Out of all the lines below, count those with the word "type". Give the number only.

Exercise data:

· · · ·

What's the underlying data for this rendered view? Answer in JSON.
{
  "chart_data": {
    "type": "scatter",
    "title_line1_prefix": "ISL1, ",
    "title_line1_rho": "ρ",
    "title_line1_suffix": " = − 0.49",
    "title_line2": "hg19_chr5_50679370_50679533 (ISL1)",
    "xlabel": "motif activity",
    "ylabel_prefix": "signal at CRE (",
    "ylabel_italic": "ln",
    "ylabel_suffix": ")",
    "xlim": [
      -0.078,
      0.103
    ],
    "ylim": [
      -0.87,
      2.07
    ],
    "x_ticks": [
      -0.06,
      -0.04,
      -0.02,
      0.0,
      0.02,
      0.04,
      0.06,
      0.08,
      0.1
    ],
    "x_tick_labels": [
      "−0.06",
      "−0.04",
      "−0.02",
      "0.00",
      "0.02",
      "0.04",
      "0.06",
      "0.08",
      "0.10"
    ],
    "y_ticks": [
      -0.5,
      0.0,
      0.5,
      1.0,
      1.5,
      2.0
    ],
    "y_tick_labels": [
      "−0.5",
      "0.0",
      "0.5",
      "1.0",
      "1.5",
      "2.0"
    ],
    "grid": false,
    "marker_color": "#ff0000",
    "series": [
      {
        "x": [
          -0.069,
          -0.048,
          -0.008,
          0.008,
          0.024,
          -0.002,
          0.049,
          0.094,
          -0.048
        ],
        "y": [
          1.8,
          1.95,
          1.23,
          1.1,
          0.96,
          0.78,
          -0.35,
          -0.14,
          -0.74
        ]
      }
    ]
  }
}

· · · ·

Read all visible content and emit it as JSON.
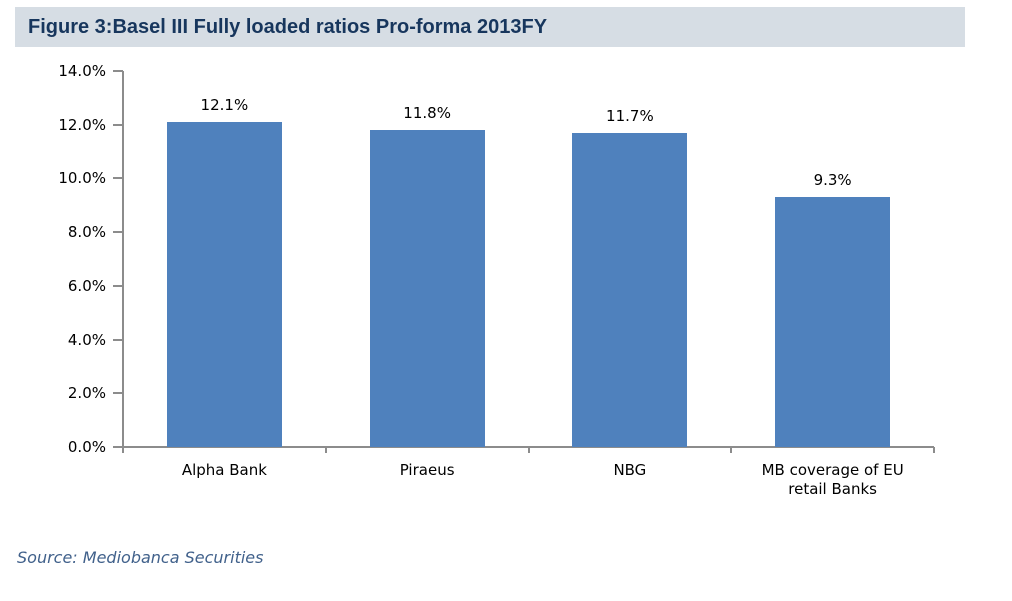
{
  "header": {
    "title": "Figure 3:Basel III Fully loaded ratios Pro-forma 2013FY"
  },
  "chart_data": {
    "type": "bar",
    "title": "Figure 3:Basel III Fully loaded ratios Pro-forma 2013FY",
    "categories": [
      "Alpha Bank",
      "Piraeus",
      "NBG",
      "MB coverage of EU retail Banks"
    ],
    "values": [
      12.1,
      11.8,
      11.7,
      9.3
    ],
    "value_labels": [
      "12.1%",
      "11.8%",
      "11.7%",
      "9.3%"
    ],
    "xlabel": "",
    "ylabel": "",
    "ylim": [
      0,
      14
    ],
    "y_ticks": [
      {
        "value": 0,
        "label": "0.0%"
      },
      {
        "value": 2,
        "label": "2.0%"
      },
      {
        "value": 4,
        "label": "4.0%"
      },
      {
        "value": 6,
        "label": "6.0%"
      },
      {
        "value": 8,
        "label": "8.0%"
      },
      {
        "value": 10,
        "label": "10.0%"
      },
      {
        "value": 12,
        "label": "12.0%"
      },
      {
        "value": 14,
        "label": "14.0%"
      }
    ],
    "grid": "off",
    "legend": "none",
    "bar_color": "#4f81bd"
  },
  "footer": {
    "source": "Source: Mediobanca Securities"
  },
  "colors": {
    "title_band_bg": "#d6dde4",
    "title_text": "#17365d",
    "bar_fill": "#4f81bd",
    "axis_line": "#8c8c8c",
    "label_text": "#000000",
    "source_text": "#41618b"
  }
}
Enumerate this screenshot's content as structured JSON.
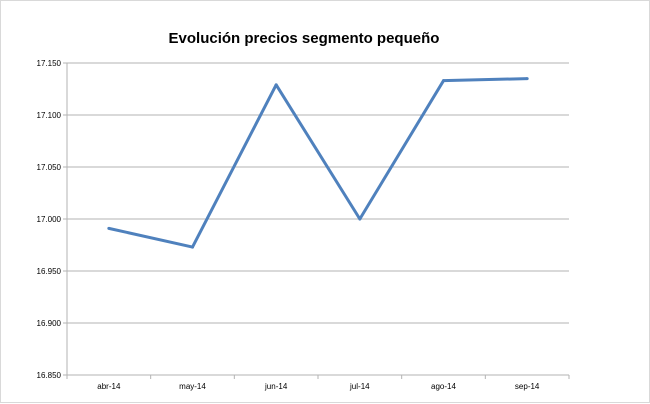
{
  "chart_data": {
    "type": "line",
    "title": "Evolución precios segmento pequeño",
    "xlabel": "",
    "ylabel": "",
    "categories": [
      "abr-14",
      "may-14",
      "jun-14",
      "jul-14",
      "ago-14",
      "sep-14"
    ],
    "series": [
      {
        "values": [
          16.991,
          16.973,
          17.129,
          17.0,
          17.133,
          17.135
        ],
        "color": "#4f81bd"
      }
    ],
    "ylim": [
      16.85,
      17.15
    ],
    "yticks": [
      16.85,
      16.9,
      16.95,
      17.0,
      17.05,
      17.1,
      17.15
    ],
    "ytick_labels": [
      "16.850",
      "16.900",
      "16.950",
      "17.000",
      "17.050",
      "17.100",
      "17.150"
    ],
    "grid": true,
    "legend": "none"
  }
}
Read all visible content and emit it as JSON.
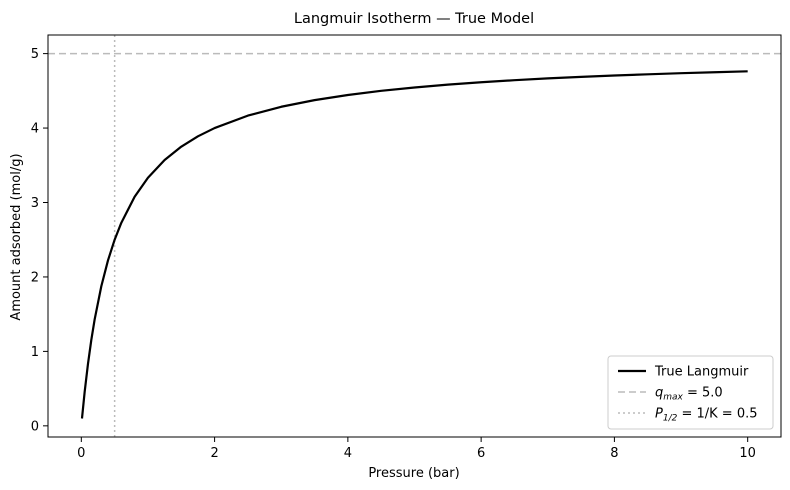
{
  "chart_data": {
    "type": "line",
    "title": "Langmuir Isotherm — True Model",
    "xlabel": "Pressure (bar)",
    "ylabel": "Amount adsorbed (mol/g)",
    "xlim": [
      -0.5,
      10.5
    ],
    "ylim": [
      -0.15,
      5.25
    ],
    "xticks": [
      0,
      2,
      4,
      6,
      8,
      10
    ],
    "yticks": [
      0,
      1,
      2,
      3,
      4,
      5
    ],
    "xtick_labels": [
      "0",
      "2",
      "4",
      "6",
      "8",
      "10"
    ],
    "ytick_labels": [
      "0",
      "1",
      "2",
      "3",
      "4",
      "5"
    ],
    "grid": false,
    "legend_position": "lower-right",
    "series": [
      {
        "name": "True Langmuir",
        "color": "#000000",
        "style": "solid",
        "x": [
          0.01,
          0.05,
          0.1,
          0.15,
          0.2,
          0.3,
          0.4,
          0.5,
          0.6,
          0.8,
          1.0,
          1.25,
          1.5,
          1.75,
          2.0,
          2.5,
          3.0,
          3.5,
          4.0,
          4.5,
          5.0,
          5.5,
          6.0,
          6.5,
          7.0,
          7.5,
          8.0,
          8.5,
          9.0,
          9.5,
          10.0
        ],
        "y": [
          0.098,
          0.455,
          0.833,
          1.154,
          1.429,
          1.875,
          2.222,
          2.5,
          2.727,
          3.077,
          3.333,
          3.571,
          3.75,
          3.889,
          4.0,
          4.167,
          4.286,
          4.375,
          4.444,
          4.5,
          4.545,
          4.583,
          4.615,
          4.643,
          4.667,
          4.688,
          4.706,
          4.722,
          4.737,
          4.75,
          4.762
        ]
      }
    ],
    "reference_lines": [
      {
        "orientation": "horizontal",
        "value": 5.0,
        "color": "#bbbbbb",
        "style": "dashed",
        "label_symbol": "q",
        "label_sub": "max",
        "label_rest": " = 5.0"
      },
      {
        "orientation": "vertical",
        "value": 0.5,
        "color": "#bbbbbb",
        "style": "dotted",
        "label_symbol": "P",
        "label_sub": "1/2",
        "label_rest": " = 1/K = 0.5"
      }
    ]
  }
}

· · · ·

Worked answer:
4